■ **CHALLENGE**:
Gather all lines from the material that contain the word "source".

■ **AVAILABLE DATA**:
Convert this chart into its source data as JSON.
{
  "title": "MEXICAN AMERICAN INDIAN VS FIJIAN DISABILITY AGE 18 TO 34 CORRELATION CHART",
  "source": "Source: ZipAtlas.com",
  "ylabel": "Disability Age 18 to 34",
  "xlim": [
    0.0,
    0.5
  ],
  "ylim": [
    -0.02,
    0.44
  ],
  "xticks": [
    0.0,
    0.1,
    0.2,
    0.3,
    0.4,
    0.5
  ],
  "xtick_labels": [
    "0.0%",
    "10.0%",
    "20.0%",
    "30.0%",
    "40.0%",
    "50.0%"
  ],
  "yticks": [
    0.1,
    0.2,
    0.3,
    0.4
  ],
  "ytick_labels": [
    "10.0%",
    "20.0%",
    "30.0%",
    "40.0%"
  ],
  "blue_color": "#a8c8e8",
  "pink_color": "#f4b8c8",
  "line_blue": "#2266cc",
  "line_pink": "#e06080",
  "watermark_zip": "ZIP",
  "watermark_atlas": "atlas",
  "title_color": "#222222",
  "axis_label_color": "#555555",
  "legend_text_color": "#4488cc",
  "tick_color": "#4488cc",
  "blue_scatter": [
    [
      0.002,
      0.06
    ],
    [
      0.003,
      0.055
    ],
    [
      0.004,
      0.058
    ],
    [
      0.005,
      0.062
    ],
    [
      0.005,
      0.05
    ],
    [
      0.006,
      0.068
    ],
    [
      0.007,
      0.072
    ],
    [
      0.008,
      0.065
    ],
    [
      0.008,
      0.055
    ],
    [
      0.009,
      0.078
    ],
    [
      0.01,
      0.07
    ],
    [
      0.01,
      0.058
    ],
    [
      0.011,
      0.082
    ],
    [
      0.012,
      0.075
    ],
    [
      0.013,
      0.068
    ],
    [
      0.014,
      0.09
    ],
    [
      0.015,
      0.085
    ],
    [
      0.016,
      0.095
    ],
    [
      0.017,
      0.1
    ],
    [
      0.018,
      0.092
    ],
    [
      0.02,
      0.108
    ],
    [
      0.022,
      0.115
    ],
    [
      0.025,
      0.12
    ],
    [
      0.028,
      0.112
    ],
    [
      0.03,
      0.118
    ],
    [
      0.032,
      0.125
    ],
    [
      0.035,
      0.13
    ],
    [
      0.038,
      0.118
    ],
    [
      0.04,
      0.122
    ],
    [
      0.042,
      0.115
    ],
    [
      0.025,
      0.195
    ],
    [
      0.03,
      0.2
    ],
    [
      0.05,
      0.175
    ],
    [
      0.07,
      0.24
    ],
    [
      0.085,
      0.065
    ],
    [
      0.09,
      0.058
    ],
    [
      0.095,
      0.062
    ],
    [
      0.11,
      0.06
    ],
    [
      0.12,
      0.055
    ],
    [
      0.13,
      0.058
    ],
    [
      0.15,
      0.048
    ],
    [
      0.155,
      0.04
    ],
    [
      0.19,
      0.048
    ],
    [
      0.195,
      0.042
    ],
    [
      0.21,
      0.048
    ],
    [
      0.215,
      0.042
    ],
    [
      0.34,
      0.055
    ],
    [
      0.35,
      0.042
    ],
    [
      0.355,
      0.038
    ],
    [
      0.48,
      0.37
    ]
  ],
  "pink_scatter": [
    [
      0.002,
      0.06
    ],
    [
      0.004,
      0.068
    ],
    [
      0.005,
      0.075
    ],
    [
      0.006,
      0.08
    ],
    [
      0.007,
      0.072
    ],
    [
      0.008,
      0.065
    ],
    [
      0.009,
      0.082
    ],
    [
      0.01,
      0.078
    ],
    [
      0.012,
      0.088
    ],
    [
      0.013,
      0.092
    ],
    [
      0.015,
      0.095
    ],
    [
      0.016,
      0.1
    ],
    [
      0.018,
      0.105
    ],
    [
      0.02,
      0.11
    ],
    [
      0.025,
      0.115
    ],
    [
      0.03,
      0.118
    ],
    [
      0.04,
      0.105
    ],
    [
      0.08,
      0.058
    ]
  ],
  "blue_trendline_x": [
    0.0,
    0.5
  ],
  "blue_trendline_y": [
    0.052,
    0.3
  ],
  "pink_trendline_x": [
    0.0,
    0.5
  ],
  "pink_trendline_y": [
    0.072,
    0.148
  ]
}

■ **EXERCISE RESPONSE**:
Convert this chart into its source data as JSON.
  "source": "Source: ZipAtlas.com",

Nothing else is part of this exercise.